WORK TO COMPLETE:
Give only the number of lines in these records that contain the word "bist".

━━━

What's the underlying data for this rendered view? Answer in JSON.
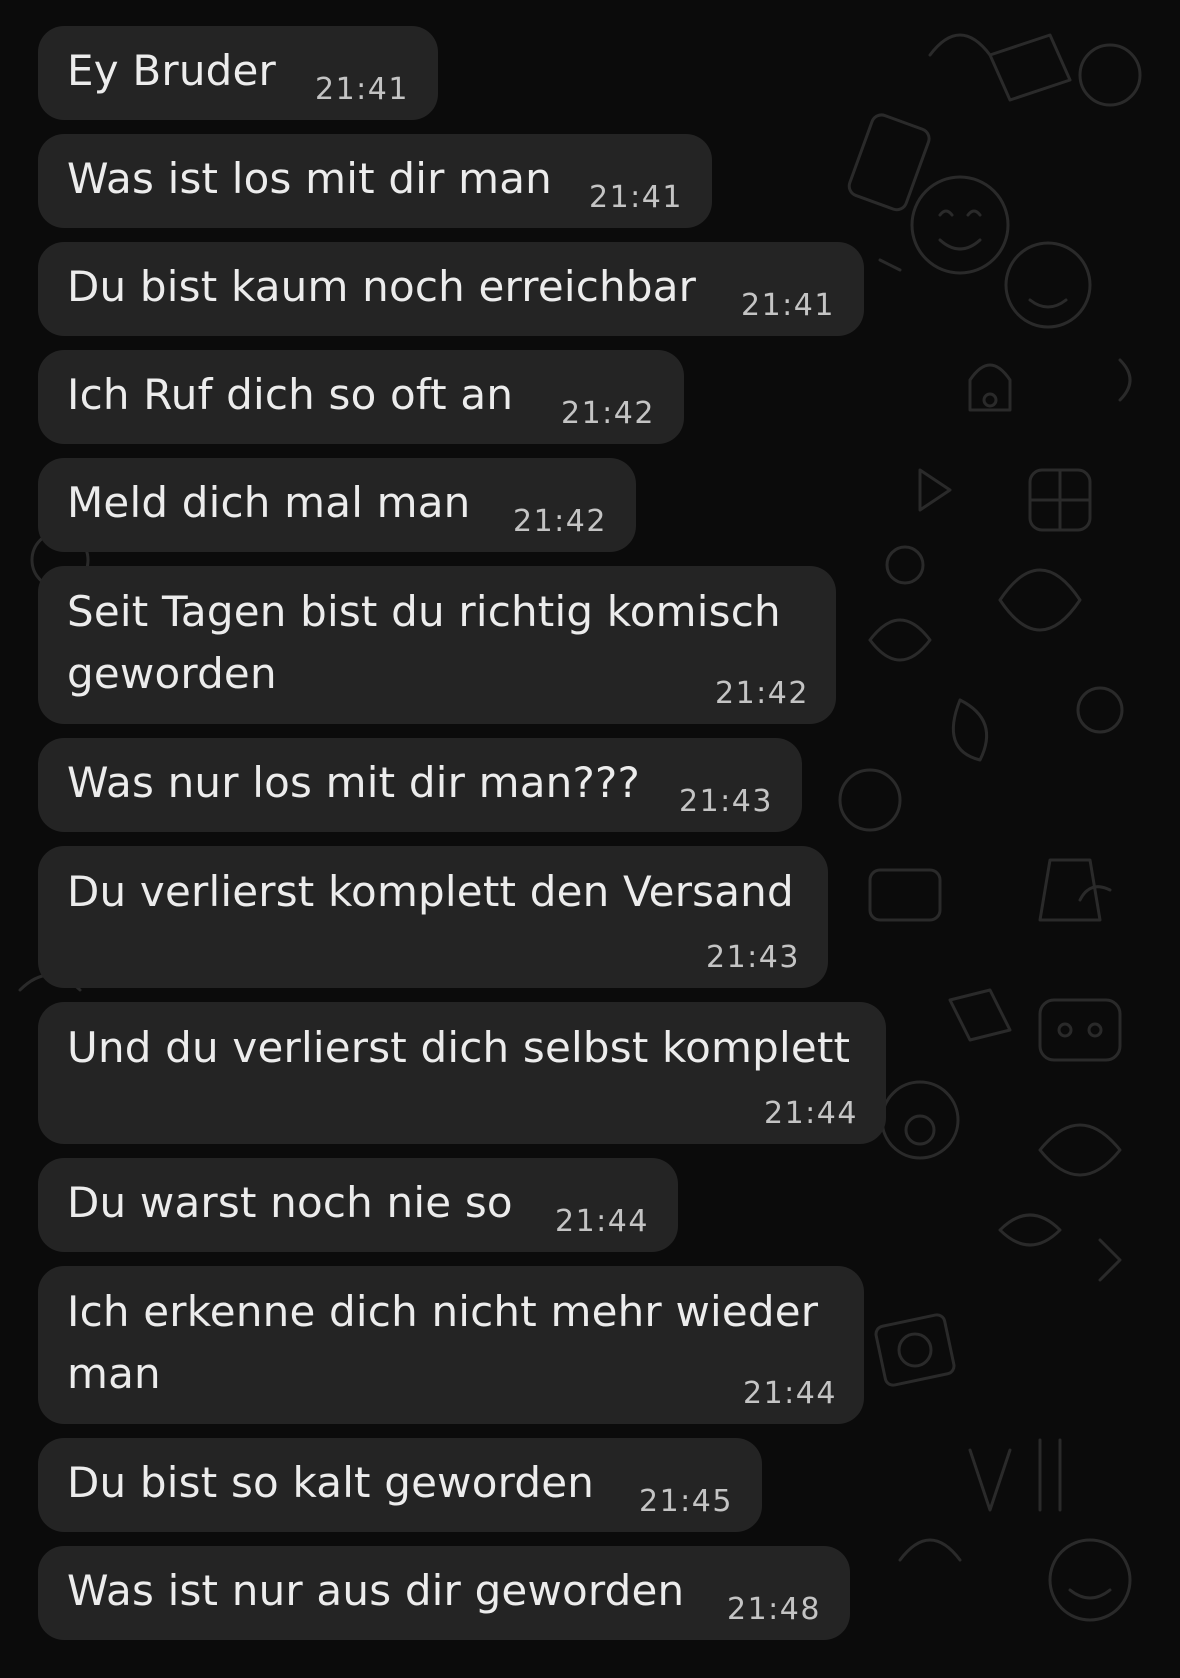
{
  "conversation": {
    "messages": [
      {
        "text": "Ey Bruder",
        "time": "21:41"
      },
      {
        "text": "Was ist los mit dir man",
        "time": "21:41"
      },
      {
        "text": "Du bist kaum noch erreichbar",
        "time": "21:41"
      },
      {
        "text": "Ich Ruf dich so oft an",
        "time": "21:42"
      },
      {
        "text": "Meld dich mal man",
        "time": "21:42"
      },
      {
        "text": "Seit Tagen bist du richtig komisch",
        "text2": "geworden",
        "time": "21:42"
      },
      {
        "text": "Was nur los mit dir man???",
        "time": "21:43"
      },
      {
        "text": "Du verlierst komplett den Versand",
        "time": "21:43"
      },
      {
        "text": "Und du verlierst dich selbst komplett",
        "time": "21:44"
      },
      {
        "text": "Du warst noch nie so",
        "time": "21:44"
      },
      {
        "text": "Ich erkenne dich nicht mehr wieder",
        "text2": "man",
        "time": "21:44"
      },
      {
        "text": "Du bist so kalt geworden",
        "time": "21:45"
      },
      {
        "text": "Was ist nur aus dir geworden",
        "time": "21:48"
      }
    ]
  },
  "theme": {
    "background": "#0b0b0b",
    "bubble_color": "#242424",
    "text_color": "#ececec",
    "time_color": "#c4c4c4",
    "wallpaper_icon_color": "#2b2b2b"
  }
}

━━━

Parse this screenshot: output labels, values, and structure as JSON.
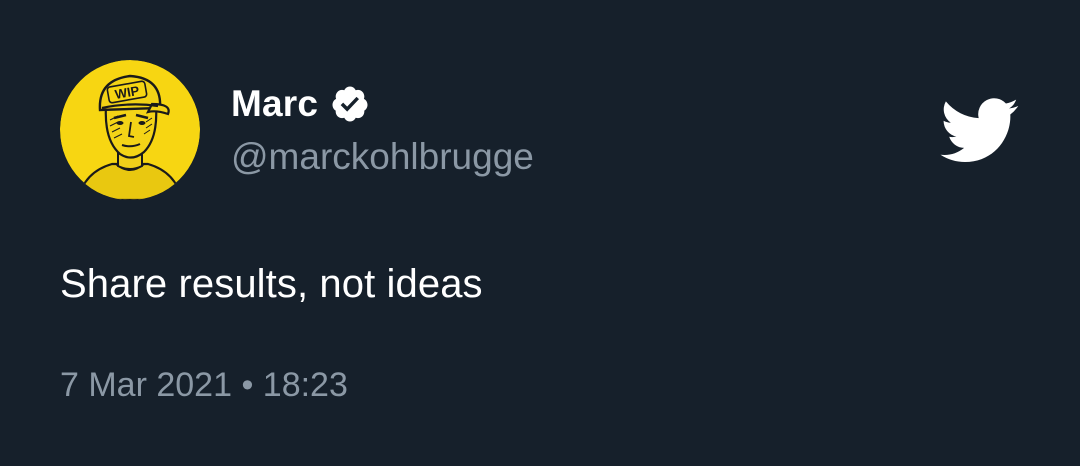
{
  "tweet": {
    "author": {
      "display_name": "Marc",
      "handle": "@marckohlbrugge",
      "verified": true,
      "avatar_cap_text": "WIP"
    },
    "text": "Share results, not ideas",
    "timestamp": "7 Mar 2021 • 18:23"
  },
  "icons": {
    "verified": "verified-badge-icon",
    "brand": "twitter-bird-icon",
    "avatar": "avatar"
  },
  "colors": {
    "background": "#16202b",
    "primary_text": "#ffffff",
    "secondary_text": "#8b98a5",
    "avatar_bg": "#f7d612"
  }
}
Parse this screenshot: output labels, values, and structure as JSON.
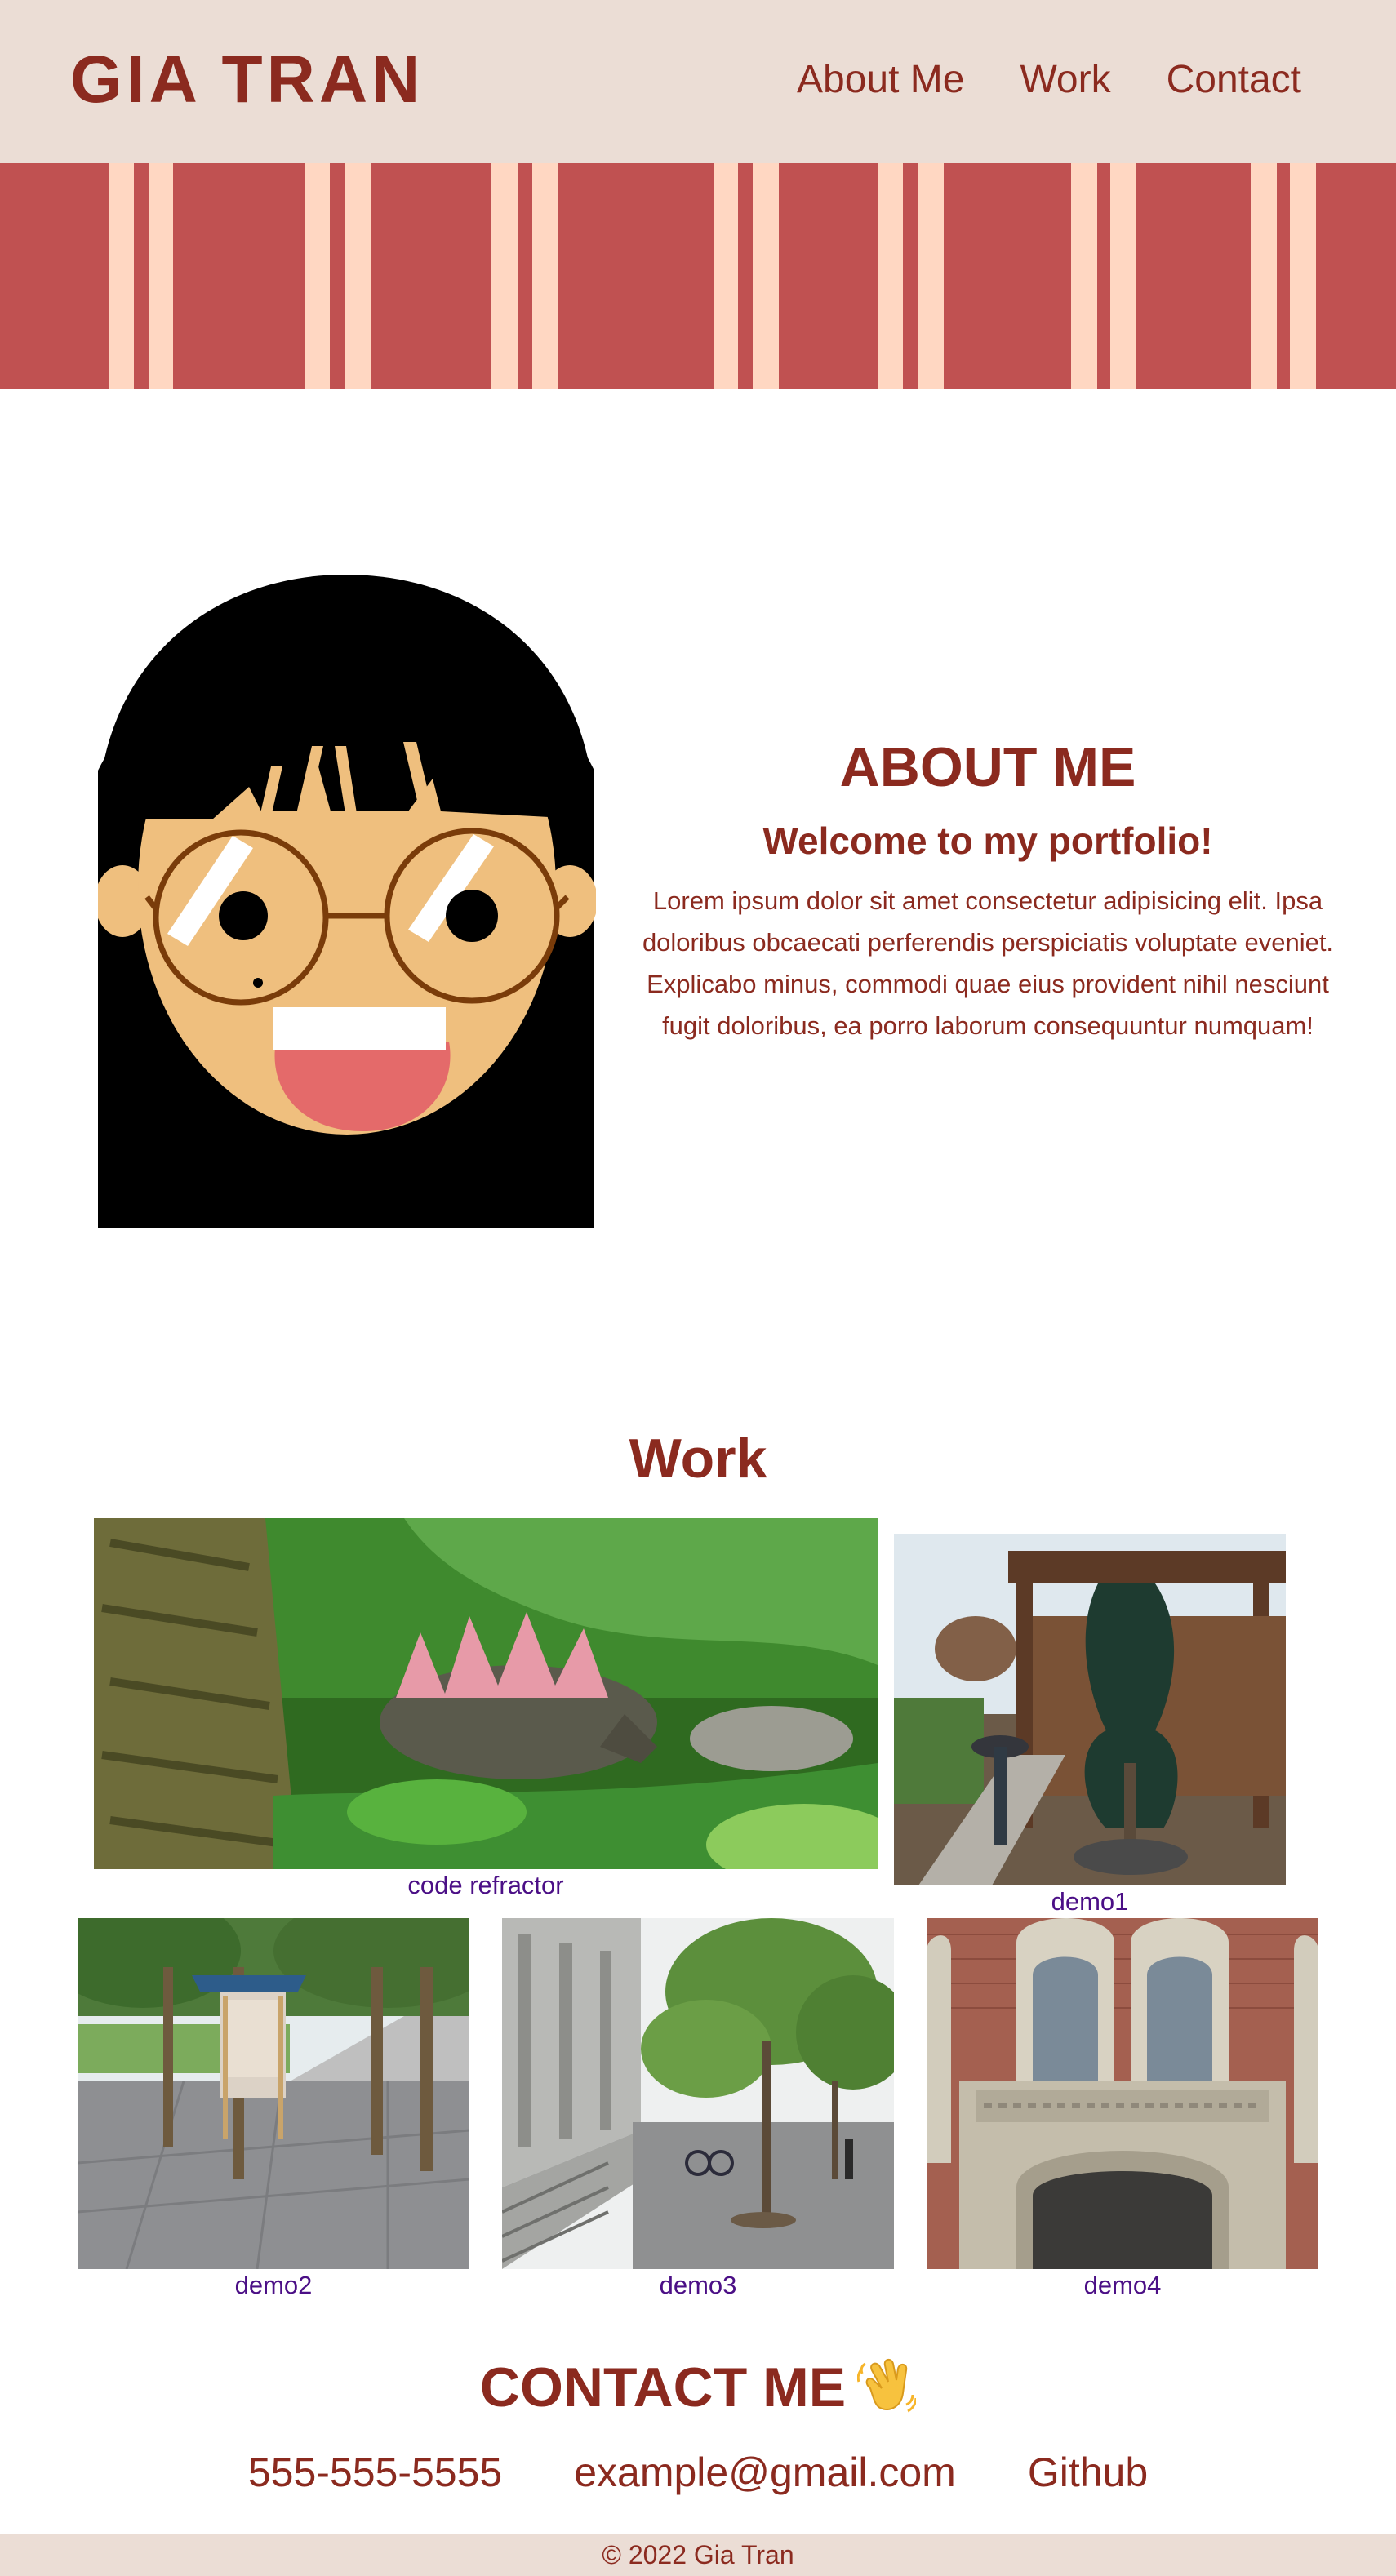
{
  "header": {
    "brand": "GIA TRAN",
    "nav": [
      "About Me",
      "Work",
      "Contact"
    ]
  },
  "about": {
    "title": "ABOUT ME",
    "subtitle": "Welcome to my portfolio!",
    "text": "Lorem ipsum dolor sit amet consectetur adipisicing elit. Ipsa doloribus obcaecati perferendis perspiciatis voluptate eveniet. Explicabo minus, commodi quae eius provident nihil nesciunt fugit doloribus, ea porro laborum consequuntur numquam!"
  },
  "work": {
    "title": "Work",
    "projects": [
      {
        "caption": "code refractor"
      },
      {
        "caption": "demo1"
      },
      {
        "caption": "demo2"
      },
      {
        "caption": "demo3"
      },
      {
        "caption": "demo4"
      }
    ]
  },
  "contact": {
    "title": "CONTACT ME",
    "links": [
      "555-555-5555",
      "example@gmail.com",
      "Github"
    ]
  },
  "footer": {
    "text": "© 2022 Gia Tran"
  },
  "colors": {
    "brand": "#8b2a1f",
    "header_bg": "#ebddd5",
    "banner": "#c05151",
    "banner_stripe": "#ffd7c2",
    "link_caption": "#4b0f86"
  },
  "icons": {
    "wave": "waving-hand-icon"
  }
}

━━━

THE RESULT:
3